Supplied material:
· · · · · · ·

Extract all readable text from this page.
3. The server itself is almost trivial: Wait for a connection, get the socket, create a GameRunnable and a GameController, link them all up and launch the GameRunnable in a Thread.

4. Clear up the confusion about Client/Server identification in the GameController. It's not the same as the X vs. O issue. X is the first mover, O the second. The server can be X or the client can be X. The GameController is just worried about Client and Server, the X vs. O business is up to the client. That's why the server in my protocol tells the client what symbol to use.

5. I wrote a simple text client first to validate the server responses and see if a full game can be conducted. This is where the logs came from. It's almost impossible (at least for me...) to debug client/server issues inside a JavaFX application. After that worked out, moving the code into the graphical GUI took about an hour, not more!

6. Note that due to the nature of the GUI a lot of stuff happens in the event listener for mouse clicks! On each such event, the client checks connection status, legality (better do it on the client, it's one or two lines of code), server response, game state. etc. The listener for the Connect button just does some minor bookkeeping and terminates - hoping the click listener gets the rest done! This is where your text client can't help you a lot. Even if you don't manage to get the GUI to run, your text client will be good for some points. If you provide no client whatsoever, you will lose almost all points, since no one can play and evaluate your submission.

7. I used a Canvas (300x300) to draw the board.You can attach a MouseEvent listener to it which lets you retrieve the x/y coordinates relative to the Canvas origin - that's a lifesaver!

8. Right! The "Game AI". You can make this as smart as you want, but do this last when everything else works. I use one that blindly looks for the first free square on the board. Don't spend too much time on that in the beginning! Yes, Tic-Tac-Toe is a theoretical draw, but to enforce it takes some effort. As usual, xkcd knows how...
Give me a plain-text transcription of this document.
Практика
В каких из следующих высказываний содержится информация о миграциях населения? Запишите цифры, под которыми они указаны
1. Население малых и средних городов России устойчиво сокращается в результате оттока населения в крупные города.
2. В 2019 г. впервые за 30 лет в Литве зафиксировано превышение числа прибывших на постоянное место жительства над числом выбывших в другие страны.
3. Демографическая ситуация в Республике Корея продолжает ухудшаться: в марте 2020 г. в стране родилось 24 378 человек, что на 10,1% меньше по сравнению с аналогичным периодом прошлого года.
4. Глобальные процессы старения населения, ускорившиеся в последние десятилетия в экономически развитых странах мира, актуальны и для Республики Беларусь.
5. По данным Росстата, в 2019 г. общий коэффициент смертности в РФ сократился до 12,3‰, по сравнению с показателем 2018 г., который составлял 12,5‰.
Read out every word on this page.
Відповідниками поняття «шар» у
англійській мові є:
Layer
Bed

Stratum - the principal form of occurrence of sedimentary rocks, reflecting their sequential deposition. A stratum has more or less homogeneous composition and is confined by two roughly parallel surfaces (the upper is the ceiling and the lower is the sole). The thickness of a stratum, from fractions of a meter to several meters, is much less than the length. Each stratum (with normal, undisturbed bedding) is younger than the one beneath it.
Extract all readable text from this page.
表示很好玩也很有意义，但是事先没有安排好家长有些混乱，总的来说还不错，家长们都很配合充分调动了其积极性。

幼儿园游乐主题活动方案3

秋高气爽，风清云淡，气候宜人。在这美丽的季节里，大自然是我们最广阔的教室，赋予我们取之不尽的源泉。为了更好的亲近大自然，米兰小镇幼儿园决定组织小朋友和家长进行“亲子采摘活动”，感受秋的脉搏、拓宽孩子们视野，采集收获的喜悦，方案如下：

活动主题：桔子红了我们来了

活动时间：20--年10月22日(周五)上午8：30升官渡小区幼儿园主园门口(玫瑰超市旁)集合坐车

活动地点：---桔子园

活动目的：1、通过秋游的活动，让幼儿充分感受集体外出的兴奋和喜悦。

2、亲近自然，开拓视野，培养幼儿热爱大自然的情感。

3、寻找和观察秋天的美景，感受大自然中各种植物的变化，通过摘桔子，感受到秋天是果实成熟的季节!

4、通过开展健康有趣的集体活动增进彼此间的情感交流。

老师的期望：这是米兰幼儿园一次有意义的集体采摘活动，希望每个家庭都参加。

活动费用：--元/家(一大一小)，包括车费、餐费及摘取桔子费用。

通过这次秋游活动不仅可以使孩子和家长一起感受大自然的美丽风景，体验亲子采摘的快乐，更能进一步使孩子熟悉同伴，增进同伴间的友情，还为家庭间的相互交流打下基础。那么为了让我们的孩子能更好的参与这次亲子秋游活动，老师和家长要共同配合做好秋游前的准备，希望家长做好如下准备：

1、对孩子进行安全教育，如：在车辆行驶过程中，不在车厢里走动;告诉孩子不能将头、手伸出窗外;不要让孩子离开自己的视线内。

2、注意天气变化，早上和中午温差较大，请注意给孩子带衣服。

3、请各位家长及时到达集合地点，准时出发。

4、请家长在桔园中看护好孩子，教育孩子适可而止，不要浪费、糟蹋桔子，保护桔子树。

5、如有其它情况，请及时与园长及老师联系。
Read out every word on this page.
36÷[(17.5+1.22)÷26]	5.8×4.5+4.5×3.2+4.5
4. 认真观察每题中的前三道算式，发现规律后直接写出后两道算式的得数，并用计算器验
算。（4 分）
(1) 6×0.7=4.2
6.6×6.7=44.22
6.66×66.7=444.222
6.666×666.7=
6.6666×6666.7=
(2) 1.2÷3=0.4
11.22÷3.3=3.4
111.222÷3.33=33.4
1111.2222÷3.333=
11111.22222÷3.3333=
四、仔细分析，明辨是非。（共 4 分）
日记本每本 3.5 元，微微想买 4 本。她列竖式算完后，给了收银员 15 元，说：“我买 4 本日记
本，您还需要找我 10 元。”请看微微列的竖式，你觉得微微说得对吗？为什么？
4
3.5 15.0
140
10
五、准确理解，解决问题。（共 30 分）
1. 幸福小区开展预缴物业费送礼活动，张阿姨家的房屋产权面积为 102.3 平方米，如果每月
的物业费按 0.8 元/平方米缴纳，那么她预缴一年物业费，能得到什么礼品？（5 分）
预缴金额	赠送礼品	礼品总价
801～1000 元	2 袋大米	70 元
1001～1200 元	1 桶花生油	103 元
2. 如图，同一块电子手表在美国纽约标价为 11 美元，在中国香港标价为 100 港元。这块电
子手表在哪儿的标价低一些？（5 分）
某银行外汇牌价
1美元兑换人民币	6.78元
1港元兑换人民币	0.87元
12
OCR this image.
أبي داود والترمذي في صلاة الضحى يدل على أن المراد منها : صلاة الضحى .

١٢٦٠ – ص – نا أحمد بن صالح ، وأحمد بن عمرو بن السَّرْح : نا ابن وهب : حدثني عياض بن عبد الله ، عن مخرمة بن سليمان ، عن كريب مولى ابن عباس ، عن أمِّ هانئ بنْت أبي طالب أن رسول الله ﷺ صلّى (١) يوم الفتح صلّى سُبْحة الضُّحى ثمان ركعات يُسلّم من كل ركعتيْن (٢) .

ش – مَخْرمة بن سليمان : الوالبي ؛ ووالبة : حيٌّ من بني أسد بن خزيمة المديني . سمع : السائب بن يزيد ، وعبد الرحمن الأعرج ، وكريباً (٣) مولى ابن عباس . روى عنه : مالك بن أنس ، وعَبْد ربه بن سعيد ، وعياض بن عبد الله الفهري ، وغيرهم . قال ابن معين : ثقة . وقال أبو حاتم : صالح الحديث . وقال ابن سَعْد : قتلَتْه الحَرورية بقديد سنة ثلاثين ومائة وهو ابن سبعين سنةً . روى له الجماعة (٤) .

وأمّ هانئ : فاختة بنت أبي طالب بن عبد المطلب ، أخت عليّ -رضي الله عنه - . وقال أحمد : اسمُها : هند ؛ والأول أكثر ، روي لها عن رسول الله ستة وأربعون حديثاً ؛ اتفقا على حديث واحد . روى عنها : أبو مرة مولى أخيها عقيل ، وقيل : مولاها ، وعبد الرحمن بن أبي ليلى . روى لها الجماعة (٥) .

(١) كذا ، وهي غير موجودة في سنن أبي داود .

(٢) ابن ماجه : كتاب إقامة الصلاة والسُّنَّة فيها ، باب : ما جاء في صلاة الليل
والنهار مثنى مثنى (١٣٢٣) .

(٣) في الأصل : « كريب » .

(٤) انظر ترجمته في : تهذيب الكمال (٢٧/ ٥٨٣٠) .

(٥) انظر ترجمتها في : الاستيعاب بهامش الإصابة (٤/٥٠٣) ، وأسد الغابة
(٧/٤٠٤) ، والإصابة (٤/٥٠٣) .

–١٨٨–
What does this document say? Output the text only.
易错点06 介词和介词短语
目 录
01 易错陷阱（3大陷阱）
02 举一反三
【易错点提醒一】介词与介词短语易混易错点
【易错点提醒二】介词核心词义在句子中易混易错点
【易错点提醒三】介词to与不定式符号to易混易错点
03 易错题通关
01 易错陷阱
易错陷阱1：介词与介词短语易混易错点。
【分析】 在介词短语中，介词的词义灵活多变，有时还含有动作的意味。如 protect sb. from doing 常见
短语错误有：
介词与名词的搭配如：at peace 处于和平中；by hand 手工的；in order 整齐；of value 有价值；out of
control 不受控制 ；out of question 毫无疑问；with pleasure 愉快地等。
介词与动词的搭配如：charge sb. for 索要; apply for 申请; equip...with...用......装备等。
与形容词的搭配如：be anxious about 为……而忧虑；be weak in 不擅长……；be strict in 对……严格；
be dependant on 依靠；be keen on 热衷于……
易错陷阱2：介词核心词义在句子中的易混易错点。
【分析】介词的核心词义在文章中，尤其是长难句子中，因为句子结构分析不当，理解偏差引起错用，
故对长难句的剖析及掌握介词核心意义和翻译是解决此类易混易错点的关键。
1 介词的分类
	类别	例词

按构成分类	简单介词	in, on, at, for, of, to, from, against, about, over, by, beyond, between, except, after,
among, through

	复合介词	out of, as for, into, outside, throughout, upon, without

· · · · · · ·

Take every line above carrying "داود" and return it.

أبي داود والترمذي في صلاة الضحى يدل على أن المراد منها : صلاة الضحى .
(١) كذا ، وهي غير موجودة في سنن أبي داود .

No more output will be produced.